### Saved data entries
▽

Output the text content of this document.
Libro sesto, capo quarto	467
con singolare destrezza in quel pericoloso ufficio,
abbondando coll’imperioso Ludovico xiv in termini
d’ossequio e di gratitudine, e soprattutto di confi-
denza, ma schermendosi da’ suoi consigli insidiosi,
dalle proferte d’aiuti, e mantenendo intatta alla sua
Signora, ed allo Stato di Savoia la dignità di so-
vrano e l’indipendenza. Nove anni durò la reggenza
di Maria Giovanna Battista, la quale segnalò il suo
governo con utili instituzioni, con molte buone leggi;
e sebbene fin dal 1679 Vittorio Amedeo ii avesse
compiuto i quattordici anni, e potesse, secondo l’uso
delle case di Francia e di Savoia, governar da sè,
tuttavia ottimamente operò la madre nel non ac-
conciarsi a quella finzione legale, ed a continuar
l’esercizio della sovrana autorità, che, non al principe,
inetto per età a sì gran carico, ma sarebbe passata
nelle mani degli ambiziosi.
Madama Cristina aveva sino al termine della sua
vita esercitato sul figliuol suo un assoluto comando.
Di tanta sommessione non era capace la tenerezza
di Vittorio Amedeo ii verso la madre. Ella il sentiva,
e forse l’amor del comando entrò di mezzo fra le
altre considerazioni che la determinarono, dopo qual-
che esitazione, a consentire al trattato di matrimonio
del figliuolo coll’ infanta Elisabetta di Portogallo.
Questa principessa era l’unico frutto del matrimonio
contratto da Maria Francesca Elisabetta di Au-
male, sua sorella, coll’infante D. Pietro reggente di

△

### EXERCISE GOAL
Reproduce the complete set of lines precisely as supplied.

### ANSWER FOR THE TASK
Output the text content of this document.
Libro sesto, capo quarto	467
con singolare destrezza in quel pericoloso ufficio,
abbondando coll’imperioso Ludovico xiv in termini
d’ossequio e di gratitudine, e soprattutto di confi-
denza, ma schermendosi da’ suoi consigli insidiosi,
dalle proferte d’aiuti, e mantenendo intatta alla sua
Signora, ed allo Stato di Savoia la dignità di so-
vrano e l’indipendenza. Nove anni durò la reggenza
di Maria Giovanna Battista, la quale segnalò il suo
governo con utili instituzioni, con molte buone leggi;
e sebbene fin dal 1679 Vittorio Amedeo ii avesse
compiuto i quattordici anni, e potesse, secondo l’uso
delle case di Francia e di Savoia, governar da sè,
tuttavia ottimamente operò la madre nel non ac-
conciarsi a quella finzione legale, ed a continuar
l’esercizio della sovrana autorità, che, non al principe,
inetto per età a sì gran carico, ma sarebbe passata
nelle mani degli ambiziosi.
Madama Cristina aveva sino al termine della sua
vita esercitato sul figliuol suo un assoluto comando.
Di tanta sommessione non era capace la tenerezza
di Vittorio Amedeo ii verso la madre. Ella il sentiva,
e forse l’amor del comando entrò di mezzo fra le
altre considerazioni che la determinarono, dopo qual-
che esitazione, a consentire al trattato di matrimonio
del figliuolo coll’ infanta Elisabetta di Portogallo.
Questa principessa era l’unico frutto del matrimonio
contratto da Maria Francesca Elisabetta di Au-
male, sua sorella, coll’infante D. Pietro reggente di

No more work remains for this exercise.